● **Goal**
Where a line of the listing below includes the word "JSON", reproduce that line.
## start Material
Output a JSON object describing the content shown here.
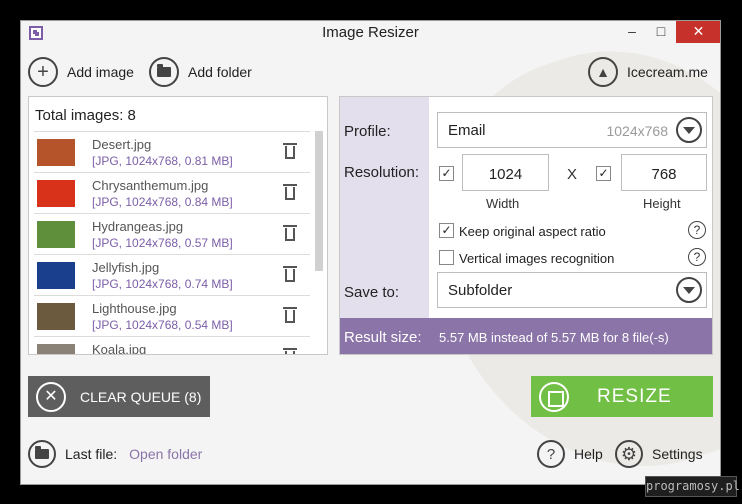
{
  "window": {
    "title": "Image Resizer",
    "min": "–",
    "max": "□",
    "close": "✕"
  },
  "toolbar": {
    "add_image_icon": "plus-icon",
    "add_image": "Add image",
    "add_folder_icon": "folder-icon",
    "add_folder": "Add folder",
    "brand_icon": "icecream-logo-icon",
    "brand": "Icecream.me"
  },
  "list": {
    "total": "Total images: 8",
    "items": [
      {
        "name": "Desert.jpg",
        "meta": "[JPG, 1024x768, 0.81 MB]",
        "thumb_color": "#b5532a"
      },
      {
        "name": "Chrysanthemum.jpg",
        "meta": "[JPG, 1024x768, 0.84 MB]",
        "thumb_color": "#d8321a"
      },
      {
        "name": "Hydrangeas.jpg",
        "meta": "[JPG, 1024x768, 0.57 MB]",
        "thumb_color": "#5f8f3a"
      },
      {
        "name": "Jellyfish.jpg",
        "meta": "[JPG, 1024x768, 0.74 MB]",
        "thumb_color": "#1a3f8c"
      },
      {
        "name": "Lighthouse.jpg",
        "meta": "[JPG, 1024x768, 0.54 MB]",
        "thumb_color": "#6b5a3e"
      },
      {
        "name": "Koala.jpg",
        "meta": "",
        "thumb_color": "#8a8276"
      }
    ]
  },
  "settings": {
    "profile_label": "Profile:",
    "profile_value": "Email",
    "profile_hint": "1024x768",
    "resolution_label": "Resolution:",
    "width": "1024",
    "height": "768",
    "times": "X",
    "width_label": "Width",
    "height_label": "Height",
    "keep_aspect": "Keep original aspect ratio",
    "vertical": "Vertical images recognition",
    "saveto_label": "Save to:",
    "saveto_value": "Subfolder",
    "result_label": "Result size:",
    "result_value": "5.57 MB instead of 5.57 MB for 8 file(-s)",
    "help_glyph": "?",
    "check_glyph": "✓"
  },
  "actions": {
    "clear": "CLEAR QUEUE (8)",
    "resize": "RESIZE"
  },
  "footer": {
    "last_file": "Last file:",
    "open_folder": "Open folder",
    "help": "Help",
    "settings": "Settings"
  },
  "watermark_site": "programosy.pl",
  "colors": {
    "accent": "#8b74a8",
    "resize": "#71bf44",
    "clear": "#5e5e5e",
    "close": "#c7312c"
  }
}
## end Material
## start Material
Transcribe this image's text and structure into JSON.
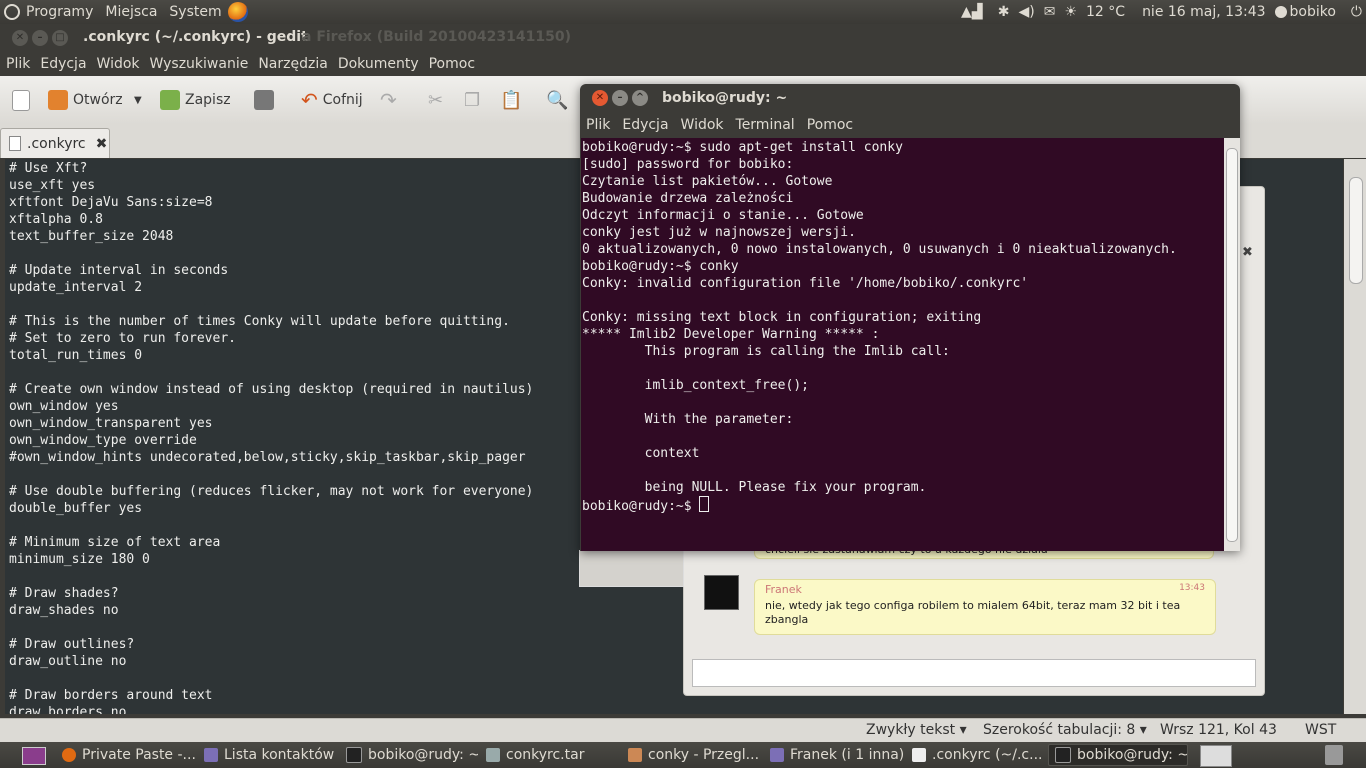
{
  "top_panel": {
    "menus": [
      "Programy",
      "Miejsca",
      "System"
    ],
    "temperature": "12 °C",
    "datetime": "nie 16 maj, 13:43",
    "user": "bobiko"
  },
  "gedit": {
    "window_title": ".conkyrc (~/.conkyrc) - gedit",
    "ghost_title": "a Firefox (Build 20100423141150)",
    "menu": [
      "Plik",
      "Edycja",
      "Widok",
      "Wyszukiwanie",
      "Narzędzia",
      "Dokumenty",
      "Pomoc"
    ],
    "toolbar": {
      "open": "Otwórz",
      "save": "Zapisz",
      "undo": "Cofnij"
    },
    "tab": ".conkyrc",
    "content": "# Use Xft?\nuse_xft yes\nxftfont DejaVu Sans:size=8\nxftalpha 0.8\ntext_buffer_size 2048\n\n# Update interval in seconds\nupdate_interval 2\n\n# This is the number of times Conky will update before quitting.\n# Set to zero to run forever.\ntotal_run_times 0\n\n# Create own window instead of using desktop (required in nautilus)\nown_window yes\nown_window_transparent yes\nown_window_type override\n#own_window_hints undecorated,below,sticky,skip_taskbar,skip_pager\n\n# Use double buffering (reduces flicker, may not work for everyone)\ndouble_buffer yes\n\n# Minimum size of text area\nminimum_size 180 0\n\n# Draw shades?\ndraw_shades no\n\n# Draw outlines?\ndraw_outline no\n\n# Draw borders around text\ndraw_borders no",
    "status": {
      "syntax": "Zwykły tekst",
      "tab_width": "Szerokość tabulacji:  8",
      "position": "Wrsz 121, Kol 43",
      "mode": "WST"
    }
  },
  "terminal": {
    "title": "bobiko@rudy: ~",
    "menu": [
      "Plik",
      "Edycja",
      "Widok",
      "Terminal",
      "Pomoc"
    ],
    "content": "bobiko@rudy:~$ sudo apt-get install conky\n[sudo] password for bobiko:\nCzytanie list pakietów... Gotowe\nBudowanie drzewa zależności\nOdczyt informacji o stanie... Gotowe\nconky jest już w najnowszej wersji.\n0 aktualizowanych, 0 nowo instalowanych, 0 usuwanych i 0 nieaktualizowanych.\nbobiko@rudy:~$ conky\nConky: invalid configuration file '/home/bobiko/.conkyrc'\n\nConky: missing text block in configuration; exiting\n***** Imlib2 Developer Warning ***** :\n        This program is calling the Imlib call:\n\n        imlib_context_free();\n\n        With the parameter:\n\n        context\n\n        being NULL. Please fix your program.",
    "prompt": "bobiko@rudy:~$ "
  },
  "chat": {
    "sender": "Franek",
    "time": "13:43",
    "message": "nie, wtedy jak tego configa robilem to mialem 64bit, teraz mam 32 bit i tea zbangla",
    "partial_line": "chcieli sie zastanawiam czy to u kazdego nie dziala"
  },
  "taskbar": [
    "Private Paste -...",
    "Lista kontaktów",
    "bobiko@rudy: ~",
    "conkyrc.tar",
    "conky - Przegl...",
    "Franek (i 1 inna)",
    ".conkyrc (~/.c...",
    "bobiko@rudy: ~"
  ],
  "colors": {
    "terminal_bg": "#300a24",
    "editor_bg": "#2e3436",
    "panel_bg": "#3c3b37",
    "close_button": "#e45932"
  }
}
## end Material
● **Worked solution**
Output a JSON object describing the content shown here.
Transcribe this image's text and structure into JSON.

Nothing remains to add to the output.